• **EXERCISE MATERIALS**:
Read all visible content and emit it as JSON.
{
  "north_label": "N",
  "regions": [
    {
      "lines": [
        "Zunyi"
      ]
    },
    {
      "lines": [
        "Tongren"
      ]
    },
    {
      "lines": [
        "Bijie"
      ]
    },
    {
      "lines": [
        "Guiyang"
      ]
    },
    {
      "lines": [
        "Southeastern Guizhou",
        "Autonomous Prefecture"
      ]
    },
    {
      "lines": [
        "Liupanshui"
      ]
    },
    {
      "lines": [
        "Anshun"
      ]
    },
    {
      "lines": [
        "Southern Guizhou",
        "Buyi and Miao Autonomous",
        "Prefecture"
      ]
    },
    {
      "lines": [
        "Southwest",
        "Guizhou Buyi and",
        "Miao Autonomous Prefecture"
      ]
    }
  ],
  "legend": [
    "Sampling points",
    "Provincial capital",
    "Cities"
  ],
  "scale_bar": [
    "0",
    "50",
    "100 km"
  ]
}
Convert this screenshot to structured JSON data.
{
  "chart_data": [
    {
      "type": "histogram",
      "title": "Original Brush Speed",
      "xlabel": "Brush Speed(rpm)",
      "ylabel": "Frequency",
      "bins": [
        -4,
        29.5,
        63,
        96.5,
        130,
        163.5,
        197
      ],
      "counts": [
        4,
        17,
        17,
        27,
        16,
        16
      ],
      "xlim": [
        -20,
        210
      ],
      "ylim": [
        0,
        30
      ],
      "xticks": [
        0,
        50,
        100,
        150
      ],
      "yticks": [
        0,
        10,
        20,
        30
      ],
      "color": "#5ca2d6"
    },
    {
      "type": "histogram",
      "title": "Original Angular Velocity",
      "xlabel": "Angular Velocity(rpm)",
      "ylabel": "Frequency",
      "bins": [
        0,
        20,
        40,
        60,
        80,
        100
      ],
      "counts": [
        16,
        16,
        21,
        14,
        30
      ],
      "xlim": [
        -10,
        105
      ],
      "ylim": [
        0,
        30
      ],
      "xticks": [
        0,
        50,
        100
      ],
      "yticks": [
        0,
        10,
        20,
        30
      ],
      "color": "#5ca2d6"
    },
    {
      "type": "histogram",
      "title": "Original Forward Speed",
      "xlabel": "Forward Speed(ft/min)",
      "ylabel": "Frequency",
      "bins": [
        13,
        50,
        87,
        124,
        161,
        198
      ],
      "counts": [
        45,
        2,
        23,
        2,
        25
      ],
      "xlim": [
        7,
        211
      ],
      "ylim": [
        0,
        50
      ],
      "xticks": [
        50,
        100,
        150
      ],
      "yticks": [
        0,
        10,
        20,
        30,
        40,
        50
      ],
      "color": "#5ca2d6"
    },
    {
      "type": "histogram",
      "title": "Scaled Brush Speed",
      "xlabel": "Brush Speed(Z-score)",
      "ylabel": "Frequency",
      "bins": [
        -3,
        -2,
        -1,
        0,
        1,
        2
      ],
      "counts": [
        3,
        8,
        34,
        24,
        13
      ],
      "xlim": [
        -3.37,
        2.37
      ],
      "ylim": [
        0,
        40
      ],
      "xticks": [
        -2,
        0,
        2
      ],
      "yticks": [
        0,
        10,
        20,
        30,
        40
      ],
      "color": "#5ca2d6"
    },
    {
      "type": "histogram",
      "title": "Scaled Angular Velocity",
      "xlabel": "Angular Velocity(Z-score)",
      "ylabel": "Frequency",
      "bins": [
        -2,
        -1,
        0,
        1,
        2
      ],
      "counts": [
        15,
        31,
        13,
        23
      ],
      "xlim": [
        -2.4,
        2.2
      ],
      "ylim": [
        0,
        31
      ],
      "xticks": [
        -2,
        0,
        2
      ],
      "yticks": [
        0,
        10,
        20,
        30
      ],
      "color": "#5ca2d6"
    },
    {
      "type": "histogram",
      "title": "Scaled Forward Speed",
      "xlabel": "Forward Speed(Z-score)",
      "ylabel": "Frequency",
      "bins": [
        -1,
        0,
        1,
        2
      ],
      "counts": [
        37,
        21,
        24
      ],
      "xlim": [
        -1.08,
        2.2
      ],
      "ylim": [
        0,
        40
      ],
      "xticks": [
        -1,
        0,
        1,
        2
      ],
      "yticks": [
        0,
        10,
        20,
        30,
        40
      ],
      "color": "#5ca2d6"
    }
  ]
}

• **DO THIS**: Return all of the data exactly as it reads.

• **EXPECTED ANSWER**:
Read all visible content and emit it as JSON.
{
  "north_label": "N",
  "regions": [
    {
      "lines": [
        "Zunyi"
      ]
    },
    {
      "lines": [
        "Tongren"
      ]
    },
    {
      "lines": [
        "Bijie"
      ]
    },
    {
      "lines": [
        "Guiyang"
      ]
    },
    {
      "lines": [
        "Southeastern Guizhou",
        "Autonomous Prefecture"
      ]
    },
    {
      "lines": [
        "Liupanshui"
      ]
    },
    {
      "lines": [
        "Anshun"
      ]
    },
    {
      "lines": [
        "Southern Guizhou",
        "Buyi and Miao Autonomous",
        "Prefecture"
      ]
    },
    {
      "lines": [
        "Southwest",
        "Guizhou Buyi and",
        "Miao Autonomous Prefecture"
      ]
    }
  ],
  "legend": [
    "Sampling points",
    "Provincial capital",
    "Cities"
  ],
  "scale_bar": [
    "0",
    "50",
    "100 km"
  ]
}
Convert this screenshot to structured JSON data.
{
  "chart_data": [
    {
      "type": "histogram",
      "title": "Original Brush Speed",
      "xlabel": "Brush Speed(rpm)",
      "ylabel": "Frequency",
      "bins": [
        -4,
        29.5,
        63,
        96.5,
        130,
        163.5,
        197
      ],
      "counts": [
        4,
        17,
        17,
        27,
        16,
        16
      ],
      "xlim": [
        -20,
        210
      ],
      "ylim": [
        0,
        30
      ],
      "xticks": [
        0,
        50,
        100,
        150
      ],
      "yticks": [
        0,
        10,
        20,
        30
      ],
      "color": "#5ca2d6"
    },
    {
      "type": "histogram",
      "title": "Original Angular Velocity",
      "xlabel": "Angular Velocity(rpm)",
      "ylabel": "Frequency",
      "bins": [
        0,
        20,
        40,
        60,
        80,
        100
      ],
      "counts": [
        16,
        16,
        21,
        14,
        30
      ],
      "xlim": [
        -10,
        105
      ],
      "ylim": [
        0,
        30
      ],
      "xticks": [
        0,
        50,
        100
      ],
      "yticks": [
        0,
        10,
        20,
        30
      ],
      "color": "#5ca2d6"
    },
    {
      "type": "histogram",
      "title": "Original Forward Speed",
      "xlabel": "Forward Speed(ft/min)",
      "ylabel": "Frequency",
      "bins": [
        13,
        50,
        87,
        124,
        161,
        198
      ],
      "counts": [
        45,
        2,
        23,
        2,
        25
      ],
      "xlim": [
        7,
        211
      ],
      "ylim": [
        0,
        50
      ],
      "xticks": [
        50,
        100,
        150
      ],
      "yticks": [
        0,
        10,
        20,
        30,
        40,
        50
      ],
      "color": "#5ca2d6"
    },
    {
      "type": "histogram",
      "title": "Scaled Brush Speed",
      "xlabel": "Brush Speed(Z-score)",
      "ylabel": "Frequency",
      "bins": [
        -3,
        -2,
        -1,
        0,
        1,
        2
      ],
      "counts": [
        3,
        8,
        34,
        24,
        13
      ],
      "xlim": [
        -3.37,
        2.37
      ],
      "ylim": [
        0,
        40
      ],
      "xticks": [
        -2,
        0,
        2
      ],
      "yticks": [
        0,
        10,
        20,
        30,
        40
      ],
      "color": "#5ca2d6"
    },
    {
      "type": "histogram",
      "title": "Scaled Angular Velocity",
      "xlabel": "Angular Velocity(Z-score)",
      "ylabel": "Frequency",
      "bins": [
        -2,
        -1,
        0,
        1,
        2
      ],
      "counts": [
        15,
        31,
        13,
        23
      ],
      "xlim": [
        -2.4,
        2.2
      ],
      "ylim": [
        0,
        31
      ],
      "xticks": [
        -2,
        0,
        2
      ],
      "yticks": [
        0,
        10,
        20,
        30
      ],
      "color": "#5ca2d6"
    },
    {
      "type": "histogram",
      "title": "Scaled Forward Speed",
      "xlabel": "Forward Speed(Z-score)",
      "ylabel": "Frequency",
      "bins": [
        -1,
        0,
        1,
        2
      ],
      "counts": [
        37,
        21,
        24
      ],
      "xlim": [
        -1.08,
        2.2
      ],
      "ylim": [
        0,
        40
      ],
      "xticks": [
        -1,
        0,
        1,
        2
      ],
      "yticks": [
        0,
        10,
        20,
        30,
        40
      ],
      "color": "#5ca2d6"
    }
  ]
}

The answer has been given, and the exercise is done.